• _WHAT YOU NEED TO DO_
Transcribe each line exactly.

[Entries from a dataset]
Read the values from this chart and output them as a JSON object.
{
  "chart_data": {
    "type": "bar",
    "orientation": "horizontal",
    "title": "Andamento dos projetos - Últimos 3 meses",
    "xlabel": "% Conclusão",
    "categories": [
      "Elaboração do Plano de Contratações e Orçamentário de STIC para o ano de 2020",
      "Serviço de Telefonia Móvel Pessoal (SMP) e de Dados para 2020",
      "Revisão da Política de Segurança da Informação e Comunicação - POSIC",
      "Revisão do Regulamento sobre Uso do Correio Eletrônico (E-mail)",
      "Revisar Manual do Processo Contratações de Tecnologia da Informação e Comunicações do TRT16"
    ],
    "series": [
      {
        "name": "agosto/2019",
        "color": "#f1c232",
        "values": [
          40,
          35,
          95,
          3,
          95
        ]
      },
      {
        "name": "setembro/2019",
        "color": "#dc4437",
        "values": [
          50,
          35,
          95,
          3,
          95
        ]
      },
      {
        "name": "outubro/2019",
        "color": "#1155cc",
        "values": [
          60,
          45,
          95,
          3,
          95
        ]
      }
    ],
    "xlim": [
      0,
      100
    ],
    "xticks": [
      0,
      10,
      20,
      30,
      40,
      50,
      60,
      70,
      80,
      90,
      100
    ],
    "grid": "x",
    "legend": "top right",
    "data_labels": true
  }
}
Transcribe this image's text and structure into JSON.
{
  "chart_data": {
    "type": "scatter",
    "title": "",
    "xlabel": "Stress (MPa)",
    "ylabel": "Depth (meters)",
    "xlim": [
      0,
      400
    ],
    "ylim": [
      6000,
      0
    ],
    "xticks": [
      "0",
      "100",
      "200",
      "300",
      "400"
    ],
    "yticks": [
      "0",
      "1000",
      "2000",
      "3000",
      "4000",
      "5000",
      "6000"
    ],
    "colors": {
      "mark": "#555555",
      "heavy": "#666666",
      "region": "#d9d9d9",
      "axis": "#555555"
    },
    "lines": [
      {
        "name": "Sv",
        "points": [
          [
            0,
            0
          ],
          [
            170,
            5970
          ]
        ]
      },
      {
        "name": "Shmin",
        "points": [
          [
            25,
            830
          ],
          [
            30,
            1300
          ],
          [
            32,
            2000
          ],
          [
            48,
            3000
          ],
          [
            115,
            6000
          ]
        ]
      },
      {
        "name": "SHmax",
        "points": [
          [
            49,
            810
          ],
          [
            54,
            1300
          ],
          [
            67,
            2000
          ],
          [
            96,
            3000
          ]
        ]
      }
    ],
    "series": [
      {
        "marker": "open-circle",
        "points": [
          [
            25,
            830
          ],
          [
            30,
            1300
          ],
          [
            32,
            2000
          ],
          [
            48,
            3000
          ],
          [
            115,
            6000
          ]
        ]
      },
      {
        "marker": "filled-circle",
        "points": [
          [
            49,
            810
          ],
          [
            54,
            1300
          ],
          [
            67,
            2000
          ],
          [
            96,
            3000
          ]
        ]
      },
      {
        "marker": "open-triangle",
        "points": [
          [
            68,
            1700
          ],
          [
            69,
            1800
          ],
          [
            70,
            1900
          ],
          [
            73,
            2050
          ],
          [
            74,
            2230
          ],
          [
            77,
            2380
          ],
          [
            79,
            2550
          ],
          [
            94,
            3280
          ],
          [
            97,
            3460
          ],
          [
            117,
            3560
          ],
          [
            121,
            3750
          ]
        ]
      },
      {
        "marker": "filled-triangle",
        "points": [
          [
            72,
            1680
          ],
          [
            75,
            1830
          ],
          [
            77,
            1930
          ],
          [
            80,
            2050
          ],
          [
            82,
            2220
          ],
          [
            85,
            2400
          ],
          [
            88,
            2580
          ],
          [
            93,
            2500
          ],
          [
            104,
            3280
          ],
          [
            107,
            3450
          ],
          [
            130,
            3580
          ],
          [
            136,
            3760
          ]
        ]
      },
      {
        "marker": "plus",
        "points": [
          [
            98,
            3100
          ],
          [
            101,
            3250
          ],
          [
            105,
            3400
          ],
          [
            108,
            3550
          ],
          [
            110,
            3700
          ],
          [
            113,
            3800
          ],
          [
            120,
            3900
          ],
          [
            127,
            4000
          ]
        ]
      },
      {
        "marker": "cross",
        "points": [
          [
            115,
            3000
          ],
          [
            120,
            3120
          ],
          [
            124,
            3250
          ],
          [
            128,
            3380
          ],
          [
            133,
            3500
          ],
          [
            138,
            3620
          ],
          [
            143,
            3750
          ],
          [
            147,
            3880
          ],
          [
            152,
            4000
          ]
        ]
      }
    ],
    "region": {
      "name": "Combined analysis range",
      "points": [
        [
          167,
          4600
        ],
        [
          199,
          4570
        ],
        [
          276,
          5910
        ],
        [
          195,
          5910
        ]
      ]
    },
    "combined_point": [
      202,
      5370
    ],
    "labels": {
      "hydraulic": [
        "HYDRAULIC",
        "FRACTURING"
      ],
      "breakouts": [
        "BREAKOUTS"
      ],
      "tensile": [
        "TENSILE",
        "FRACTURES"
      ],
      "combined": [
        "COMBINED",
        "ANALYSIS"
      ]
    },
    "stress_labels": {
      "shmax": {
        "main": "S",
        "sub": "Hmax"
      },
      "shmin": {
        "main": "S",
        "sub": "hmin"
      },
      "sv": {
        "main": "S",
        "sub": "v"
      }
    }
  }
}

• _SOLUTION FOR THIS EXERCISE_
Read the values from this chart and output them as a JSON object.
{
  "chart_data": {
    "type": "bar",
    "orientation": "horizontal",
    "title": "Andamento dos projetos - Últimos 3 meses",
    "xlabel": "% Conclusão",
    "categories": [
      "Elaboração do Plano de Contratações e Orçamentário de STIC para o ano de 2020",
      "Serviço de Telefonia Móvel Pessoal (SMP) e de Dados para 2020",
      "Revisão da Política de Segurança da Informação e Comunicação - POSIC",
      "Revisão do Regulamento sobre Uso do Correio Eletrônico (E-mail)",
      "Revisar Manual do Processo Contratações de Tecnologia da Informação e Comunicações do TRT16"
    ],
    "series": [
      {
        "name": "agosto/2019",
        "color": "#f1c232",
        "values": [
          40,
          35,
          95,
          3,
          95
        ]
      },
      {
        "name": "setembro/2019",
        "color": "#dc4437",
        "values": [
          50,
          35,
          95,
          3,
          95
        ]
      },
      {
        "name": "outubro/2019",
        "color": "#1155cc",
        "values": [
          60,
          45,
          95,
          3,
          95
        ]
      }
    ],
    "xlim": [
      0,
      100
    ],
    "xticks": [
      0,
      10,
      20,
      30,
      40,
      50,
      60,
      70,
      80,
      90,
      100
    ],
    "grid": "x",
    "legend": "top right",
    "data_labels": true
  }
}
Transcribe this image's text and structure into JSON.
{
  "chart_data": {
    "type": "scatter",
    "title": "",
    "xlabel": "Stress (MPa)",
    "ylabel": "Depth (meters)",
    "xlim": [
      0,
      400
    ],
    "ylim": [
      6000,
      0
    ],
    "xticks": [
      "0",
      "100",
      "200",
      "300",
      "400"
    ],
    "yticks": [
      "0",
      "1000",
      "2000",
      "3000",
      "4000",
      "5000",
      "6000"
    ],
    "colors": {
      "mark": "#555555",
      "heavy": "#666666",
      "region": "#d9d9d9",
      "axis": "#555555"
    },
    "lines": [
      {
        "name": "Sv",
        "points": [
          [
            0,
            0
          ],
          [
            170,
            5970
          ]
        ]
      },
      {
        "name": "Shmin",
        "points": [
          [
            25,
            830
          ],
          [
            30,
            1300
          ],
          [
            32,
            2000
          ],
          [
            48,
            3000
          ],
          [
            115,
            6000
          ]
        ]
      },
      {
        "name": "SHmax",
        "points": [
          [
            49,
            810
          ],
          [
            54,
            1300
          ],
          [
            67,
            2000
          ],
          [
            96,
            3000
          ]
        ]
      }
    ],
    "series": [
      {
        "marker": "open-circle",
        "points": [
          [
            25,
            830
          ],
          [
            30,
            1300
          ],
          [
            32,
            2000
          ],
          [
            48,
            3000
          ],
          [
            115,
            6000
          ]
        ]
      },
      {
        "marker": "filled-circle",
        "points": [
          [
            49,
            810
          ],
          [
            54,
            1300
          ],
          [
            67,
            2000
          ],
          [
            96,
            3000
          ]
        ]
      },
      {
        "marker": "open-triangle",
        "points": [
          [
            68,
            1700
          ],
          [
            69,
            1800
          ],
          [
            70,
            1900
          ],
          [
            73,
            2050
          ],
          [
            74,
            2230
          ],
          [
            77,
            2380
          ],
          [
            79,
            2550
          ],
          [
            94,
            3280
          ],
          [
            97,
            3460
          ],
          [
            117,
            3560
          ],
          [
            121,
            3750
          ]
        ]
      },
      {
        "marker": "filled-triangle",
        "points": [
          [
            72,
            1680
          ],
          [
            75,
            1830
          ],
          [
            77,
            1930
          ],
          [
            80,
            2050
          ],
          [
            82,
            2220
          ],
          [
            85,
            2400
          ],
          [
            88,
            2580
          ],
          [
            93,
            2500
          ],
          [
            104,
            3280
          ],
          [
            107,
            3450
          ],
          [
            130,
            3580
          ],
          [
            136,
            3760
          ]
        ]
      },
      {
        "marker": "plus",
        "points": [
          [
            98,
            3100
          ],
          [
            101,
            3250
          ],
          [
            105,
            3400
          ],
          [
            108,
            3550
          ],
          [
            110,
            3700
          ],
          [
            113,
            3800
          ],
          [
            120,
            3900
          ],
          [
            127,
            4000
          ]
        ]
      },
      {
        "marker": "cross",
        "points": [
          [
            115,
            3000
          ],
          [
            120,
            3120
          ],
          [
            124,
            3250
          ],
          [
            128,
            3380
          ],
          [
            133,
            3500
          ],
          [
            138,
            3620
          ],
          [
            143,
            3750
          ],
          [
            147,
            3880
          ],
          [
            152,
            4000
          ]
        ]
      }
    ],
    "region": {
      "name": "Combined analysis range",
      "points": [
        [
          167,
          4600
        ],
        [
          199,
          4570
        ],
        [
          276,
          5910
        ],
        [
          195,
          5910
        ]
      ]
    },
    "combined_point": [
      202,
      5370
    ],
    "labels": {
      "hydraulic": [
        "HYDRAULIC",
        "FRACTURING"
      ],
      "breakouts": [
        "BREAKOUTS"
      ],
      "tensile": [
        "TENSILE",
        "FRACTURES"
      ],
      "combined": [
        "COMBINED",
        "ANALYSIS"
      ]
    },
    "stress_labels": {
      "shmax": {
        "main": "S",
        "sub": "Hmax"
      },
      "shmin": {
        "main": "S",
        "sub": "hmin"
      },
      "sv": {
        "main": "S",
        "sub": "v"
      }
    }
  }
}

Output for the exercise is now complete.